» YOUR GOAL
An exact copy of the records is required, minus the pictures they hold.

────────────────

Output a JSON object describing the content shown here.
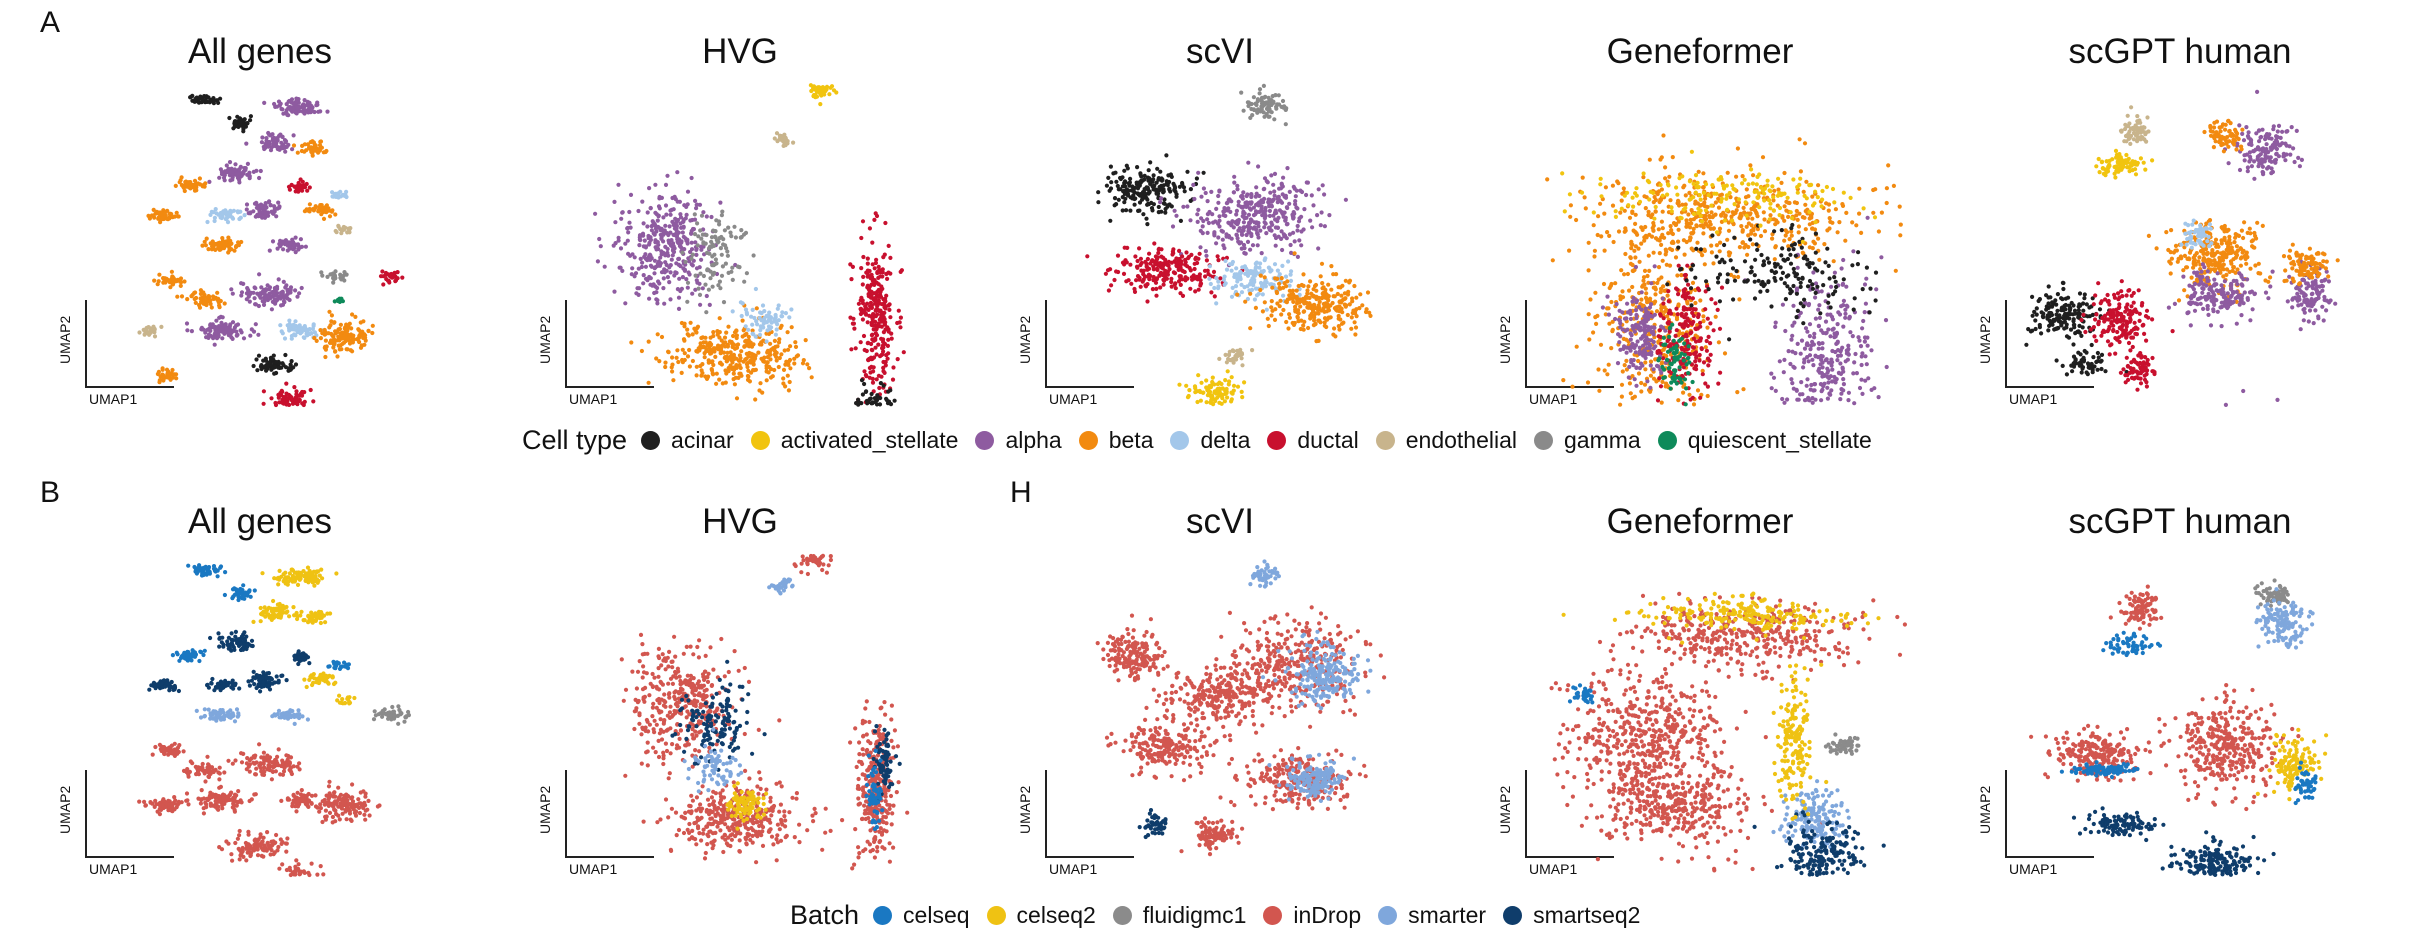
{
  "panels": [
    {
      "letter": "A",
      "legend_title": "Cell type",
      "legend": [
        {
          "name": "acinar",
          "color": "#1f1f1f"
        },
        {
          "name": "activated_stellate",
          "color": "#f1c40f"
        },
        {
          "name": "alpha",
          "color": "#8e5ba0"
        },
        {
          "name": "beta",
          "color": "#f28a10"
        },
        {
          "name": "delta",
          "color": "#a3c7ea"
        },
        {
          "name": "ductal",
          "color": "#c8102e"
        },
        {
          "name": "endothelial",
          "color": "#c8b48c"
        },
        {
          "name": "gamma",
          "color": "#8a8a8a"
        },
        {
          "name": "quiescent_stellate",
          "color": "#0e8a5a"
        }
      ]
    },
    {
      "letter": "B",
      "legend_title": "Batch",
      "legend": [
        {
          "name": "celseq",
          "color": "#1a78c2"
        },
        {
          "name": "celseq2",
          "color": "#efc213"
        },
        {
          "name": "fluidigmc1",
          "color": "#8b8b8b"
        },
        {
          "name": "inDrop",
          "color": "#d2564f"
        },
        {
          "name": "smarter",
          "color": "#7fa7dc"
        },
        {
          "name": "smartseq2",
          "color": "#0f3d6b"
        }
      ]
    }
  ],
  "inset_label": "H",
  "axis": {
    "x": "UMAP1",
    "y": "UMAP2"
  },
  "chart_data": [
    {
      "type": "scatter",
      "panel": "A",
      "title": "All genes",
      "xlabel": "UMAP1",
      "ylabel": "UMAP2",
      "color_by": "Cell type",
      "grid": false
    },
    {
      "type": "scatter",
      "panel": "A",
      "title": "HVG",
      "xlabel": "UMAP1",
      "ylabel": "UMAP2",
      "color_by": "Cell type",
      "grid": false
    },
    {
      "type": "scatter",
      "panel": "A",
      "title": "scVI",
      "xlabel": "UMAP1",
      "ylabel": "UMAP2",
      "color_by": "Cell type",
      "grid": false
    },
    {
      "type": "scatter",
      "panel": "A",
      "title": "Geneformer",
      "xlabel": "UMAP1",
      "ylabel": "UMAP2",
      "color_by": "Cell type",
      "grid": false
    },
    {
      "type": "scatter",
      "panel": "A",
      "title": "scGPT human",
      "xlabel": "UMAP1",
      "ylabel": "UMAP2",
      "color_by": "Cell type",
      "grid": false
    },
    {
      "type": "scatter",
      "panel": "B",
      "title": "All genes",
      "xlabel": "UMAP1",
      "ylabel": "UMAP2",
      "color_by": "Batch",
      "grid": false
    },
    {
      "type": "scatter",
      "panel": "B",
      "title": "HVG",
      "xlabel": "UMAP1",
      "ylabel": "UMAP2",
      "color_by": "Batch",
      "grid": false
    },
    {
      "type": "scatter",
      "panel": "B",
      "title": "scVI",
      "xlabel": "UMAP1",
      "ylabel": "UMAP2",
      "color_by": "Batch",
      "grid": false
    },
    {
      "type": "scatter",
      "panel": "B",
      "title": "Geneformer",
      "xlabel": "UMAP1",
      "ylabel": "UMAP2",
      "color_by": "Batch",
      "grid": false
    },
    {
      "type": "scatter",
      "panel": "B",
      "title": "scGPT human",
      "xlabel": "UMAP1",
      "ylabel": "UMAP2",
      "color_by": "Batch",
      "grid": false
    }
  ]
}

────────────────

» OUTPUT FOR THIS TASK
Output a JSON object describing the content shown here.
{
  "panels": [
    {
      "letter": "A",
      "legend_title": "Cell type",
      "legend": [
        {
          "name": "acinar",
          "color": "#1f1f1f"
        },
        {
          "name": "activated_stellate",
          "color": "#f1c40f"
        },
        {
          "name": "alpha",
          "color": "#8e5ba0"
        },
        {
          "name": "beta",
          "color": "#f28a10"
        },
        {
          "name": "delta",
          "color": "#a3c7ea"
        },
        {
          "name": "ductal",
          "color": "#c8102e"
        },
        {
          "name": "endothelial",
          "color": "#c8b48c"
        },
        {
          "name": "gamma",
          "color": "#8a8a8a"
        },
        {
          "name": "quiescent_stellate",
          "color": "#0e8a5a"
        }
      ]
    },
    {
      "letter": "B",
      "legend_title": "Batch",
      "legend": [
        {
          "name": "celseq",
          "color": "#1a78c2"
        },
        {
          "name": "celseq2",
          "color": "#efc213"
        },
        {
          "name": "fluidigmc1",
          "color": "#8b8b8b"
        },
        {
          "name": "inDrop",
          "color": "#d2564f"
        },
        {
          "name": "smarter",
          "color": "#7fa7dc"
        },
        {
          "name": "smartseq2",
          "color": "#0f3d6b"
        }
      ]
    }
  ],
  "inset_label": "H",
  "axis": {
    "x": "UMAP1",
    "y": "UMAP2"
  },
  "chart_data": [
    {
      "type": "scatter",
      "panel": "A",
      "title": "All genes",
      "xlabel": "UMAP1",
      "ylabel": "UMAP2",
      "color_by": "Cell type",
      "grid": false
    },
    {
      "type": "scatter",
      "panel": "A",
      "title": "HVG",
      "xlabel": "UMAP1",
      "ylabel": "UMAP2",
      "color_by": "Cell type",
      "grid": false
    },
    {
      "type": "scatter",
      "panel": "A",
      "title": "scVI",
      "xlabel": "UMAP1",
      "ylabel": "UMAP2",
      "color_by": "Cell type",
      "grid": false
    },
    {
      "type": "scatter",
      "panel": "A",
      "title": "Geneformer",
      "xlabel": "UMAP1",
      "ylabel": "UMAP2",
      "color_by": "Cell type",
      "grid": false
    },
    {
      "type": "scatter",
      "panel": "A",
      "title": "scGPT human",
      "xlabel": "UMAP1",
      "ylabel": "UMAP2",
      "color_by": "Cell type",
      "grid": false
    },
    {
      "type": "scatter",
      "panel": "B",
      "title": "All genes",
      "xlabel": "UMAP1",
      "ylabel": "UMAP2",
      "color_by": "Batch",
      "grid": false
    },
    {
      "type": "scatter",
      "panel": "B",
      "title": "HVG",
      "xlabel": "UMAP1",
      "ylabel": "UMAP2",
      "color_by": "Batch",
      "grid": false
    },
    {
      "type": "scatter",
      "panel": "B",
      "title": "scVI",
      "xlabel": "UMAP1",
      "ylabel": "UMAP2",
      "color_by": "Batch",
      "grid": false
    },
    {
      "type": "scatter",
      "panel": "B",
      "title": "Geneformer",
      "xlabel": "UMAP1",
      "ylabel": "UMAP2",
      "color_by": "Batch",
      "grid": false
    },
    {
      "type": "scatter",
      "panel": "B",
      "title": "scGPT human",
      "xlabel": "UMAP1",
      "ylabel": "UMAP2",
      "color_by": "Batch",
      "grid": false
    }
  ]
}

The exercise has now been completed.